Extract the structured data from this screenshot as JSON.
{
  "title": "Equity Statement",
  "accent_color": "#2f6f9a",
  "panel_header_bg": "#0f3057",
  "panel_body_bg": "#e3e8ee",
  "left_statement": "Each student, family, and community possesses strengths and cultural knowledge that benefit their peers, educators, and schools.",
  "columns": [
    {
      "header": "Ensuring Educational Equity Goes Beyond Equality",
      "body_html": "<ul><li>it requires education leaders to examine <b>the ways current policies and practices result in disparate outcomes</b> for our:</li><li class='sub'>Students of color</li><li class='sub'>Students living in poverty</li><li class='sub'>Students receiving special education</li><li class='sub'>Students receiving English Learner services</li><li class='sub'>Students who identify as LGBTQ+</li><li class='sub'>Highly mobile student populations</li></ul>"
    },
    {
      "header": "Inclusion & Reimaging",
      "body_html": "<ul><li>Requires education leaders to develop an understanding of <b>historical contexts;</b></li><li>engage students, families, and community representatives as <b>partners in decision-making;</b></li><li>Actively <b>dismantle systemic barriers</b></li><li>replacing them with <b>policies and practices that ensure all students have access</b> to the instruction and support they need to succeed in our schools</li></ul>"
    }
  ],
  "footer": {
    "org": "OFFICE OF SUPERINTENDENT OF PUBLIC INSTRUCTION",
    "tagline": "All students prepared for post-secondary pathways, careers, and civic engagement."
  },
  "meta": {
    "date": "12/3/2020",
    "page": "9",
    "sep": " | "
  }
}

********

> **Instruction**:
Copy the material above, line for line.

> **Expected answer**:
Extract the structured data from this screenshot as JSON.
{
  "title": "Equity Statement",
  "accent_color": "#2f6f9a",
  "panel_header_bg": "#0f3057",
  "panel_body_bg": "#e3e8ee",
  "left_statement": "Each student, family, and community possesses strengths and cultural knowledge that benefit their peers, educators, and schools.",
  "columns": [
    {
      "header": "Ensuring Educational Equity Goes Beyond Equality",
      "body_html": "<ul><li>it requires education leaders to examine <b>the ways current policies and practices result in disparate outcomes</b> for our:</li><li class='sub'>Students of color</li><li class='sub'>Students living in poverty</li><li class='sub'>Students receiving special education</li><li class='sub'>Students receiving English Learner services</li><li class='sub'>Students who identify as LGBTQ+</li><li class='sub'>Highly mobile student populations</li></ul>"
    },
    {
      "header": "Inclusion & Reimaging",
      "body_html": "<ul><li>Requires education leaders to develop an understanding of <b>historical contexts;</b></li><li>engage students, families, and community representatives as <b>partners in decision-making;</b></li><li>Actively <b>dismantle systemic barriers</b></li><li>replacing them with <b>policies and practices that ensure all students have access</b> to the instruction and support they need to succeed in our schools</li></ul>"
    }
  ],
  "footer": {
    "org": "OFFICE OF SUPERINTENDENT OF PUBLIC INSTRUCTION",
    "tagline": "All students prepared for post-secondary pathways, careers, and civic engagement."
  },
  "meta": {
    "date": "12/3/2020",
    "page": "9",
    "sep": " | "
  }
}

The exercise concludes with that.